Pick out each line of the records in which the word "content" appears.

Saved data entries
====================
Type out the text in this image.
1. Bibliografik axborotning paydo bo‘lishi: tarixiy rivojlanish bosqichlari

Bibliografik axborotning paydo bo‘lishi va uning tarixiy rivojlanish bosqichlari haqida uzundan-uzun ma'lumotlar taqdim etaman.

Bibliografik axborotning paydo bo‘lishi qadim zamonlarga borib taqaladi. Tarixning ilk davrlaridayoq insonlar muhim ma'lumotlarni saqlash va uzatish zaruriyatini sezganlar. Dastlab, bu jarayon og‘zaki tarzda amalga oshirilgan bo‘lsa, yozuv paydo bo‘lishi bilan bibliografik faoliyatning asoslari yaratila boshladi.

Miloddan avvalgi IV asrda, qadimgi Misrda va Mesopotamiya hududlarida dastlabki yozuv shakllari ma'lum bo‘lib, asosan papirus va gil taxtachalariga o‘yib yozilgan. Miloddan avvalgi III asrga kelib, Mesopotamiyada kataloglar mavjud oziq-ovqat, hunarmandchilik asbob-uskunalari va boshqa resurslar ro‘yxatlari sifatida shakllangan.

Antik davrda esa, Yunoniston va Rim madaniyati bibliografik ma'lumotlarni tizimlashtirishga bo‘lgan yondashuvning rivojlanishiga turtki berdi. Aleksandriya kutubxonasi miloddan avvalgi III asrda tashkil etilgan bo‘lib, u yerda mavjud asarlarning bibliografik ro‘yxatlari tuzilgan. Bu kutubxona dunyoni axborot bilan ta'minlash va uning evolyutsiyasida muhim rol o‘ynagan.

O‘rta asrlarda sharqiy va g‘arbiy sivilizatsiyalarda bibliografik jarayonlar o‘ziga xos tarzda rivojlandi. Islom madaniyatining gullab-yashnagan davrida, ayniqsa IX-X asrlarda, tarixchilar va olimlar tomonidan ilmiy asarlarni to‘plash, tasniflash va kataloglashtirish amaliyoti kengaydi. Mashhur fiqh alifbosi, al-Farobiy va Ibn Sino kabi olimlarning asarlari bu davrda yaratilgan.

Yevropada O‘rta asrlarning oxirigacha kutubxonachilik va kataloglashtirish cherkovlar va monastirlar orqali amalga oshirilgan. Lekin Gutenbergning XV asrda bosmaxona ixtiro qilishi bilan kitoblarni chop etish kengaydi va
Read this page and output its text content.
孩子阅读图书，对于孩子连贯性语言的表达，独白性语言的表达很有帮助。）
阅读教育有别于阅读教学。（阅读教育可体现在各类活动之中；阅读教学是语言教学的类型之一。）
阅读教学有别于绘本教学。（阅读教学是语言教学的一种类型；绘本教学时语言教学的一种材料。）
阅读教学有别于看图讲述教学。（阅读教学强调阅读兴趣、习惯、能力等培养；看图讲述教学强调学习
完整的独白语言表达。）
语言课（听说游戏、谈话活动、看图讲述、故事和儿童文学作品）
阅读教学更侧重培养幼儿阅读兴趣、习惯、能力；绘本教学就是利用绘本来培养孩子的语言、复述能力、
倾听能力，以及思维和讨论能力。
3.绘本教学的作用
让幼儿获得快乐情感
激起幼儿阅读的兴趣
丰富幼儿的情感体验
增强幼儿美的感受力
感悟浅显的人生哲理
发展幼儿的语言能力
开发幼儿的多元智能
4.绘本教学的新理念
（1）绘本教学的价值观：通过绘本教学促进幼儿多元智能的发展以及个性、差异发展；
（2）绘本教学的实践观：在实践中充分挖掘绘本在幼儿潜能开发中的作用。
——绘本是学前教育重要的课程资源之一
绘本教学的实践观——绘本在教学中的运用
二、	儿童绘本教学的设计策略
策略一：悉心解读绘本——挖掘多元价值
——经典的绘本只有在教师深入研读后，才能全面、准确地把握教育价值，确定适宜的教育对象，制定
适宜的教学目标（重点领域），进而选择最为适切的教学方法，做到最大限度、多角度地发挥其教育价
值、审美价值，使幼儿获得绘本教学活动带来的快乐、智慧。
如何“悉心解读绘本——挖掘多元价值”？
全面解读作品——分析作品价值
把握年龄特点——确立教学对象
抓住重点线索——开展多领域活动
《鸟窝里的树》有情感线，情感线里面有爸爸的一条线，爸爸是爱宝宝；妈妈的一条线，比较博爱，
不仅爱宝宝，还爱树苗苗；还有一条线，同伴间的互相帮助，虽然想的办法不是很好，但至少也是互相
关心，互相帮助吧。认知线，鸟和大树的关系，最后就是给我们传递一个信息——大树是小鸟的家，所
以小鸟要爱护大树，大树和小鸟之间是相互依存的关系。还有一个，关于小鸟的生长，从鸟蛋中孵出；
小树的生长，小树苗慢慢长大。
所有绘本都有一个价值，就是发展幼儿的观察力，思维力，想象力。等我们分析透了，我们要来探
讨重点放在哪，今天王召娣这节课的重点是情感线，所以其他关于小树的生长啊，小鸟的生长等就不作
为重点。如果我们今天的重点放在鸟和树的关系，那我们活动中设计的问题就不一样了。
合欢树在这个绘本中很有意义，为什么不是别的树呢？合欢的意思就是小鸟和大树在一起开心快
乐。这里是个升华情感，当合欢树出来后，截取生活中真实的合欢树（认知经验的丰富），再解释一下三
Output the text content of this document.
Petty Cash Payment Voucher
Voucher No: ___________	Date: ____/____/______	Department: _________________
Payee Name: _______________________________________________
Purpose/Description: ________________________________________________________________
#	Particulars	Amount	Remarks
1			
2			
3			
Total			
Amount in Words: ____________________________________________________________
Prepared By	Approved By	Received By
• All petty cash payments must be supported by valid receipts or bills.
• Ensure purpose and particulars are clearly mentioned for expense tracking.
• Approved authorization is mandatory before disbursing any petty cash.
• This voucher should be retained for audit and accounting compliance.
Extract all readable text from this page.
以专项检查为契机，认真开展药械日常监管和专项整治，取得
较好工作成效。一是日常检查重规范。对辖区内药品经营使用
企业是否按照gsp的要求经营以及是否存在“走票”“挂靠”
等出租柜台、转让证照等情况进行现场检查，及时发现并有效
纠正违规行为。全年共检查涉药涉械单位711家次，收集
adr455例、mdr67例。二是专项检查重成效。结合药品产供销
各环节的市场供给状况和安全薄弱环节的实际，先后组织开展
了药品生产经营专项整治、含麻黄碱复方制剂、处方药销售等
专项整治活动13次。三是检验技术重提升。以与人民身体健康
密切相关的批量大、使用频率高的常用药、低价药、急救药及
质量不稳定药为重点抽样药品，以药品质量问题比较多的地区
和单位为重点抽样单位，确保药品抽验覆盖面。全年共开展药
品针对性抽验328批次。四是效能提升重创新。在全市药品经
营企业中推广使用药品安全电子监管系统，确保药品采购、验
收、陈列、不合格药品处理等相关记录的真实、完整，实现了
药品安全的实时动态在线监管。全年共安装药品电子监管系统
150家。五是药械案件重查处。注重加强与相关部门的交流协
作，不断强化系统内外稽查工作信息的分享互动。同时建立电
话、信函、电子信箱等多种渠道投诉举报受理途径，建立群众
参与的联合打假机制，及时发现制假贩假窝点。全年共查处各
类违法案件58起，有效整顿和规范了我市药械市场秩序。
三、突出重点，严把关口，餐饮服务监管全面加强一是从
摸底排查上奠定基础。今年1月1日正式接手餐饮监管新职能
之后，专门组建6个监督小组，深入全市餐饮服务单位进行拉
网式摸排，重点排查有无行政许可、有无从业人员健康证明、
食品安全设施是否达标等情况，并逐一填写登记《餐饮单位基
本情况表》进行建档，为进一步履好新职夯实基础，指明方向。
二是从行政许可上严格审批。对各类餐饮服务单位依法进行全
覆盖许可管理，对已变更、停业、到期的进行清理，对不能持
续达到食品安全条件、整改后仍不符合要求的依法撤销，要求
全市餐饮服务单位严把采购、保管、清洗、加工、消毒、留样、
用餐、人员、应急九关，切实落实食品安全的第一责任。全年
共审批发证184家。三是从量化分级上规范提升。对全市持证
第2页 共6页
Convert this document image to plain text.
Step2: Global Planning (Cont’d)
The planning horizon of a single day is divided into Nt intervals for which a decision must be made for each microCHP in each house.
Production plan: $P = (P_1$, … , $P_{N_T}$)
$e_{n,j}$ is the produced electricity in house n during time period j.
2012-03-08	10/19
====================
» **Reply to the task**
Read this page and output its text content.
Output the text content of this document.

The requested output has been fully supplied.